# Set exercise
Repeat the data word for word. Do not include the pictures.

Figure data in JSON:
-.-.-
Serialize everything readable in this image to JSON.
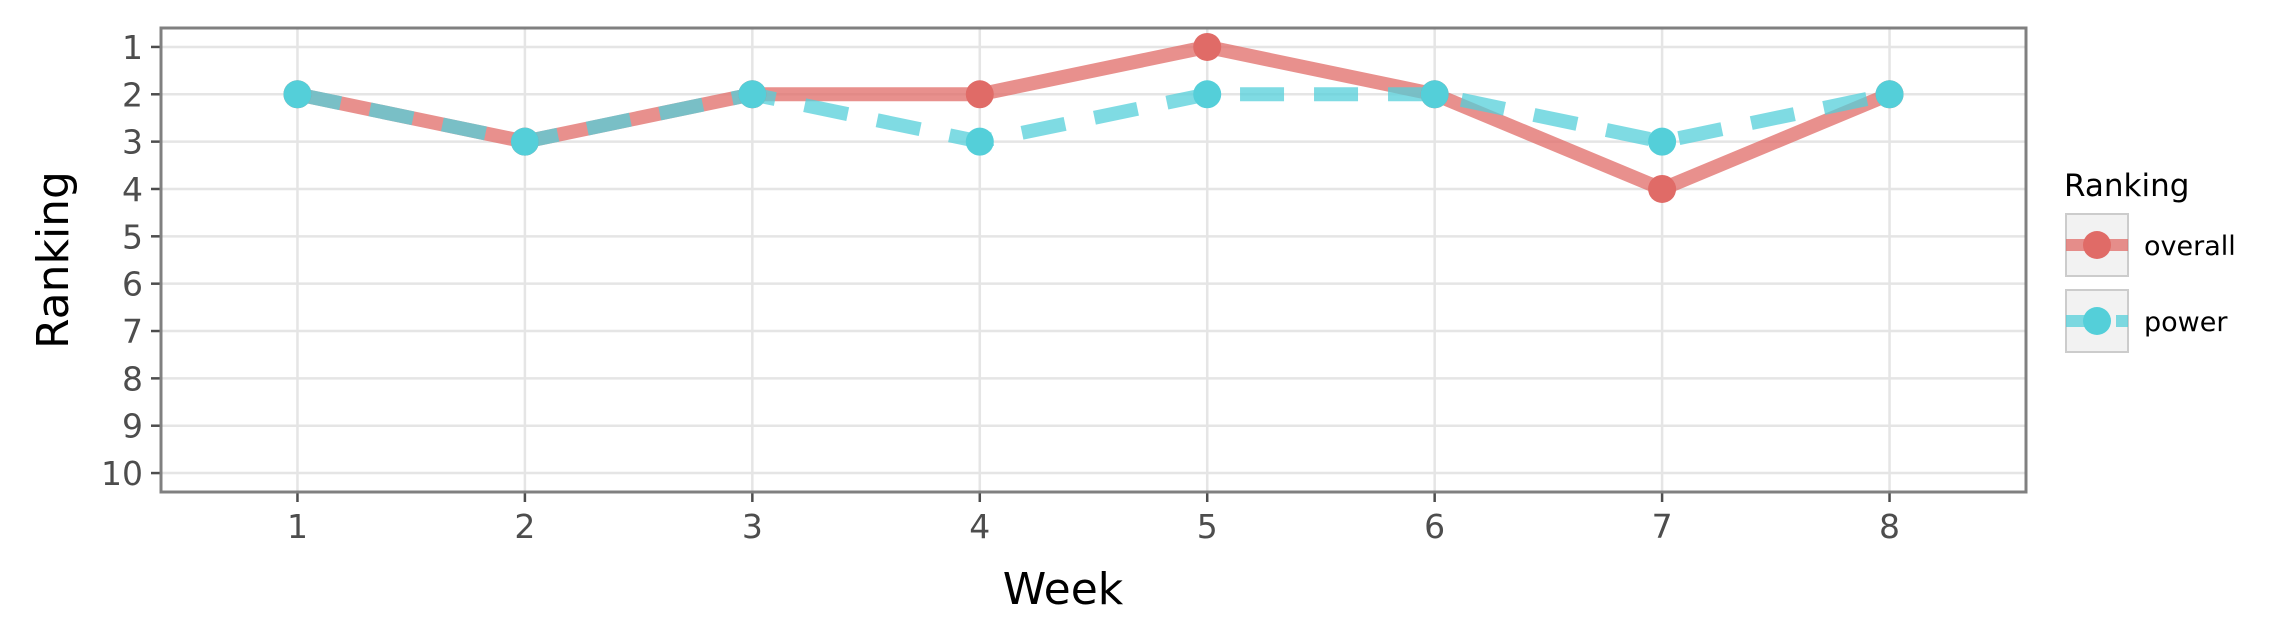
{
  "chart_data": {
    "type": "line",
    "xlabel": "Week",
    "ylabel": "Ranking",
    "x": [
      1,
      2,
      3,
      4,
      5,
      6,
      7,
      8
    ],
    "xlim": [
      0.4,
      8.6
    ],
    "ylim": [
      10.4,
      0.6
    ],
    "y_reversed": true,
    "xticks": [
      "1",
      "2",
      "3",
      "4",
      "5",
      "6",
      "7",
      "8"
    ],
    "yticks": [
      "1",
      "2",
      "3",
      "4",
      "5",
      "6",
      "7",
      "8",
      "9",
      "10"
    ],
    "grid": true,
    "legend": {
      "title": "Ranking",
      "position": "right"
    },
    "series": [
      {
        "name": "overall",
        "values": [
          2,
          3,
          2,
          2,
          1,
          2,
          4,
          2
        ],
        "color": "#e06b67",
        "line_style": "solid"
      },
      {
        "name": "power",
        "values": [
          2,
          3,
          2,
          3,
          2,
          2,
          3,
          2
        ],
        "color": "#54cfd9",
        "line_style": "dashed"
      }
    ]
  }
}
-.-.-
# The reply
Serialize everything readable in this image to JSON.
{
  "chart_data": {
    "type": "line",
    "xlabel": "Week",
    "ylabel": "Ranking",
    "x": [
      1,
      2,
      3,
      4,
      5,
      6,
      7,
      8
    ],
    "xlim": [
      0.4,
      8.6
    ],
    "ylim": [
      10.4,
      0.6
    ],
    "y_reversed": true,
    "xticks": [
      "1",
      "2",
      "3",
      "4",
      "5",
      "6",
      "7",
      "8"
    ],
    "yticks": [
      "1",
      "2",
      "3",
      "4",
      "5",
      "6",
      "7",
      "8",
      "9",
      "10"
    ],
    "grid": true,
    "legend": {
      "title": "Ranking",
      "position": "right"
    },
    "series": [
      {
        "name": "overall",
        "values": [
          2,
          3,
          2,
          2,
          1,
          2,
          4,
          2
        ],
        "color": "#e06b67",
        "line_style": "solid"
      },
      {
        "name": "power",
        "values": [
          2,
          3,
          2,
          3,
          2,
          2,
          3,
          2
        ],
        "color": "#54cfd9",
        "line_style": "dashed"
      }
    ]
  }
}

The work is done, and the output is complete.